(Data records)
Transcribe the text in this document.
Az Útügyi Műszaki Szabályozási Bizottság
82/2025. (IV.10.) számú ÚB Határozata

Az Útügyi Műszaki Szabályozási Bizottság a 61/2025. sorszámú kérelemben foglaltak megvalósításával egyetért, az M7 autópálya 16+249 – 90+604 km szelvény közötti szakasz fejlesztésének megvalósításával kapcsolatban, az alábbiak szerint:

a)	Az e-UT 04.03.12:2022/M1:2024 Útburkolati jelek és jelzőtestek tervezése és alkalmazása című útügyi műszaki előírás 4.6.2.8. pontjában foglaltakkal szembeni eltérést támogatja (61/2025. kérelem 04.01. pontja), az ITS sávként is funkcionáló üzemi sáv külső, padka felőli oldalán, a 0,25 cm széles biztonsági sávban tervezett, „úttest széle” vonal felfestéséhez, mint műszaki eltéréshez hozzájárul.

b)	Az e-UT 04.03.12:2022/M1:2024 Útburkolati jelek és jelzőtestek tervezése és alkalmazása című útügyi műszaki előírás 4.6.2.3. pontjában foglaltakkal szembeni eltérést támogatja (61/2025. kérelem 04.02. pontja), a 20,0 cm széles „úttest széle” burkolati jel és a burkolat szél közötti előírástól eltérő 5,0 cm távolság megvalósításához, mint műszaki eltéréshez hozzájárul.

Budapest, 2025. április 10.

### WRITTEN REQUEST
Go back to the listing above and please repeat it exactly.

### WORKED ANSWER
Transcribe the text in this document.
Az Útügyi Műszaki Szabályozási Bizottság
82/2025. (IV.10.) számú ÚB Határozata

Az Útügyi Műszaki Szabályozási Bizottság a 61/2025. sorszámú kérelemben foglaltak megvalósításával egyetért, az M7 autópálya 16+249 – 90+604 km szelvény közötti szakasz fejlesztésének megvalósításával kapcsolatban, az alábbiak szerint:

a)	Az e-UT 04.03.12:2022/M1:2024 Útburkolati jelek és jelzőtestek tervezése és alkalmazása című útügyi műszaki előírás 4.6.2.8. pontjában foglaltakkal szembeni eltérést támogatja (61/2025. kérelem 04.01. pontja), az ITS sávként is funkcionáló üzemi sáv külső, padka felőli oldalán, a 0,25 cm széles biztonsági sávban tervezett, „úttest széle” vonal felfestéséhez, mint műszaki eltéréshez hozzájárul.

b)	Az e-UT 04.03.12:2022/M1:2024 Útburkolati jelek és jelzőtestek tervezése és alkalmazása című útügyi műszaki előírás 4.6.2.3. pontjában foglaltakkal szembeni eltérést támogatja (61/2025. kérelem 04.02. pontja), a 20,0 cm széles „úttest széle” burkolati jel és a burkolat szél közötti előírástól eltérő 5,0 cm távolság megvalósításához, mint műszaki eltéréshez hozzájárul.

Budapest, 2025. április 10.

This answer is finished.